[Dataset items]
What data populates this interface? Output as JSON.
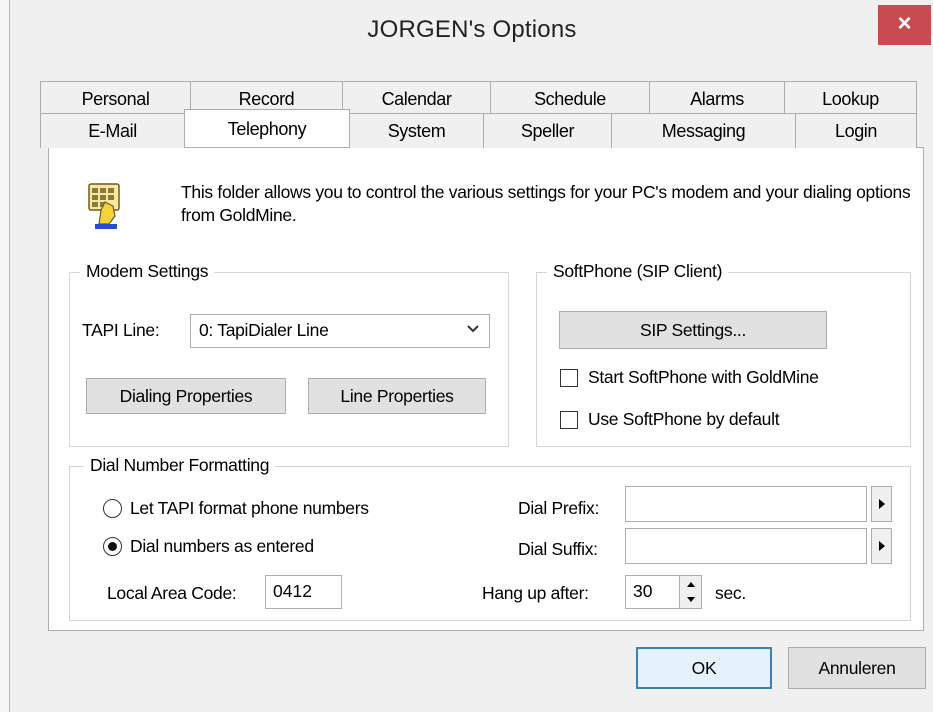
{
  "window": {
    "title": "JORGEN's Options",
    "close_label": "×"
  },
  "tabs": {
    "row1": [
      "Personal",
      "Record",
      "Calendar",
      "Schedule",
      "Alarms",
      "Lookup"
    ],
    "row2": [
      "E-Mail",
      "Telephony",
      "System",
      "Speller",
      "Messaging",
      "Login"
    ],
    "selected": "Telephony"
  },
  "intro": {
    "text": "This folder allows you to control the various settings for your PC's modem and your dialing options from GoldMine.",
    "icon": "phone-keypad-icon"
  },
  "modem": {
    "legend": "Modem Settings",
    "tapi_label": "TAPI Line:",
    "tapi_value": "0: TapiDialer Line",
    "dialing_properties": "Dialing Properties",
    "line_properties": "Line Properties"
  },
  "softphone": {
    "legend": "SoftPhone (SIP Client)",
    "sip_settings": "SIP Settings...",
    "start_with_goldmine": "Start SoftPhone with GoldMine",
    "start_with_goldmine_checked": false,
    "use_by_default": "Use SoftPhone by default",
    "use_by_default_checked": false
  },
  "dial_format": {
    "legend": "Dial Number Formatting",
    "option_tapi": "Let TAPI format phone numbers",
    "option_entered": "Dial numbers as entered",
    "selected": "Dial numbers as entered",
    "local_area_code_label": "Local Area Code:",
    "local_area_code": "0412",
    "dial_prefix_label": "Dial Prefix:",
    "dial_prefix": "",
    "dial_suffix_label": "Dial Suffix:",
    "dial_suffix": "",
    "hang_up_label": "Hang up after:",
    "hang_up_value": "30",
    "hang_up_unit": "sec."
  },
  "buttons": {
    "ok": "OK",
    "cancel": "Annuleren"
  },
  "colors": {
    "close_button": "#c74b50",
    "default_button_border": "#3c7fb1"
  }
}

Work instructions
Transcribe all entries above exactly. Drop the pictures.

Task answer
What data populates this interface? Output as JSON.
{
  "window": {
    "title": "JORGEN's Options",
    "close_label": "×"
  },
  "tabs": {
    "row1": [
      "Personal",
      "Record",
      "Calendar",
      "Schedule",
      "Alarms",
      "Lookup"
    ],
    "row2": [
      "E-Mail",
      "Telephony",
      "System",
      "Speller",
      "Messaging",
      "Login"
    ],
    "selected": "Telephony"
  },
  "intro": {
    "text": "This folder allows you to control the various settings for your PC's modem and your dialing options from GoldMine.",
    "icon": "phone-keypad-icon"
  },
  "modem": {
    "legend": "Modem Settings",
    "tapi_label": "TAPI Line:",
    "tapi_value": "0: TapiDialer Line",
    "dialing_properties": "Dialing Properties",
    "line_properties": "Line Properties"
  },
  "softphone": {
    "legend": "SoftPhone (SIP Client)",
    "sip_settings": "SIP Settings...",
    "start_with_goldmine": "Start SoftPhone with GoldMine",
    "start_with_goldmine_checked": false,
    "use_by_default": "Use SoftPhone by default",
    "use_by_default_checked": false
  },
  "dial_format": {
    "legend": "Dial Number Formatting",
    "option_tapi": "Let TAPI format phone numbers",
    "option_entered": "Dial numbers as entered",
    "selected": "Dial numbers as entered",
    "local_area_code_label": "Local Area Code:",
    "local_area_code": "0412",
    "dial_prefix_label": "Dial Prefix:",
    "dial_prefix": "",
    "dial_suffix_label": "Dial Suffix:",
    "dial_suffix": "",
    "hang_up_label": "Hang up after:",
    "hang_up_value": "30",
    "hang_up_unit": "sec."
  },
  "buttons": {
    "ok": "OK",
    "cancel": "Annuleren"
  },
  "colors": {
    "close_button": "#c74b50",
    "default_button_border": "#3c7fb1"
  }
}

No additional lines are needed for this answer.